Exercise:
What is the number of lines in the data holding the word "after"? Give that number by itself.

[Records for the exercise start]

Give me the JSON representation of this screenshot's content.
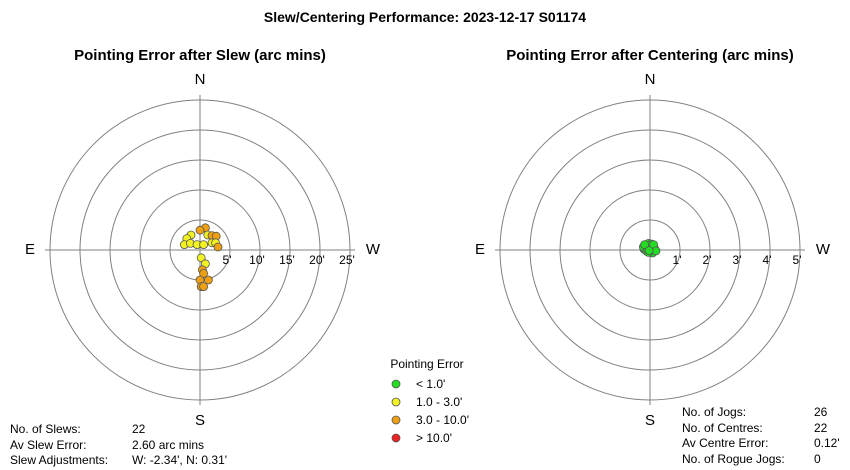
{
  "title": "Slew/Centering Performance: 2023-12-17 S01174",
  "chart_data": [
    {
      "type": "scatter",
      "subtype": "polar",
      "title": "Pointing Error after Slew (arc mins)",
      "compass": {
        "n": "N",
        "s": "S",
        "e": "E",
        "w": "W"
      },
      "ring_labels": [
        "5'",
        "10'",
        "15'",
        "20'",
        "25'"
      ],
      "ring_values": [
        5,
        10,
        15,
        20,
        25
      ],
      "max_radius": 25,
      "points": [
        {
          "w": 0.9,
          "n": 3.7
        },
        {
          "w": 0.0,
          "n": 3.3
        },
        {
          "w": 1.3,
          "n": 2.5
        },
        {
          "w": 2.0,
          "n": 2.4
        },
        {
          "w": 2.7,
          "n": 2.3
        },
        {
          "w": 2.0,
          "n": 1.2
        },
        {
          "w": 2.6,
          "n": 1.2
        },
        {
          "w": 3.0,
          "n": 0.5
        },
        {
          "w": -1.5,
          "n": 2.5
        },
        {
          "w": -2.2,
          "n": 1.9
        },
        {
          "w": -2.6,
          "n": 0.9
        },
        {
          "w": -1.6,
          "n": 1.1
        },
        {
          "w": -0.5,
          "n": 0.9
        },
        {
          "w": 0.6,
          "n": 0.9
        },
        {
          "w": 0.2,
          "n": -1.3
        },
        {
          "w": 0.9,
          "n": -2.3
        },
        {
          "w": 0.4,
          "n": -3.3
        },
        {
          "w": 0.6,
          "n": -3.9
        },
        {
          "w": 0.0,
          "n": -5.0
        },
        {
          "w": 0.2,
          "n": -6.1
        },
        {
          "w": 1.4,
          "n": -5.0
        },
        {
          "w": 0.6,
          "n": -6.1
        }
      ]
    },
    {
      "type": "scatter",
      "subtype": "polar",
      "title": "Pointing Error after Centering (arc mins)",
      "compass": {
        "n": "N",
        "s": "S",
        "e": "E",
        "w": "W"
      },
      "ring_labels": [
        "1'",
        "2'",
        "3'",
        "4'",
        "5'"
      ],
      "ring_values": [
        1,
        2,
        3,
        4,
        5
      ],
      "max_radius": 5,
      "points": [
        {
          "w": -0.05,
          "n": 0.22
        },
        {
          "w": 0.05,
          "n": 0.2
        },
        {
          "w": -0.12,
          "n": 0.12
        },
        {
          "w": 0.0,
          "n": 0.08
        },
        {
          "w": 0.1,
          "n": 0.1
        },
        {
          "w": -0.2,
          "n": 0.03
        },
        {
          "w": -0.12,
          "n": -0.02
        },
        {
          "w": 0.02,
          "n": -0.05
        },
        {
          "w": 0.12,
          "n": 0.0
        },
        {
          "w": -0.22,
          "n": 0.1
        },
        {
          "w": -0.08,
          "n": 0.05
        },
        {
          "w": 0.05,
          "n": 0.12
        },
        {
          "w": 0.1,
          "n": -0.08
        },
        {
          "w": 0.15,
          "n": 0.05
        },
        {
          "w": 0.08,
          "n": -0.1
        },
        {
          "w": -0.1,
          "n": -0.05
        },
        {
          "w": 0.0,
          "n": 0.15
        },
        {
          "w": -0.05,
          "n": -0.08
        },
        {
          "w": 0.12,
          "n": 0.18
        },
        {
          "w": -0.18,
          "n": 0.18
        },
        {
          "w": 0.2,
          "n": -0.03
        },
        {
          "w": -0.03,
          "n": -0.02
        }
      ]
    }
  ],
  "legend": {
    "title": "Pointing Error",
    "items": [
      {
        "label": "< 1.0'",
        "color": "#22dd22",
        "min": 0,
        "max": 1.0
      },
      {
        "label": "1.0 - 3.0'",
        "color": "#f2f222",
        "min": 1.0,
        "max": 3.0
      },
      {
        "label": "3.0 - 10.0'",
        "color": "#eea011",
        "min": 3.0,
        "max": 10.0
      },
      {
        "label": "> 10.0'",
        "color": "#ee2222",
        "min": 10.0,
        "max": 9999
      }
    ]
  },
  "stats_left": [
    {
      "key": "No. of Slews:",
      "value": "22"
    },
    {
      "key": "Av Slew Error:",
      "value": "2.60 arc mins"
    },
    {
      "key": "Slew Adjustments:",
      "value": "W: -2.34', N: 0.31'"
    }
  ],
  "stats_right": [
    {
      "key": "No. of Jogs:",
      "value": "26"
    },
    {
      "key": "No. of Centres:",
      "value": "22"
    },
    {
      "key": "Av Centre Error:",
      "value": "0.12'"
    },
    {
      "key": "No. of Rogue Jogs:",
      "value": "0"
    }
  ]
}
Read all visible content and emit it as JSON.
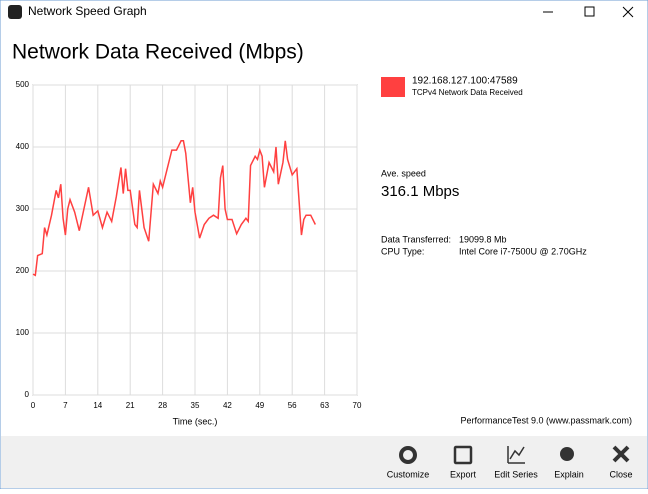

[Records for the exercise end]

Expected answer:
2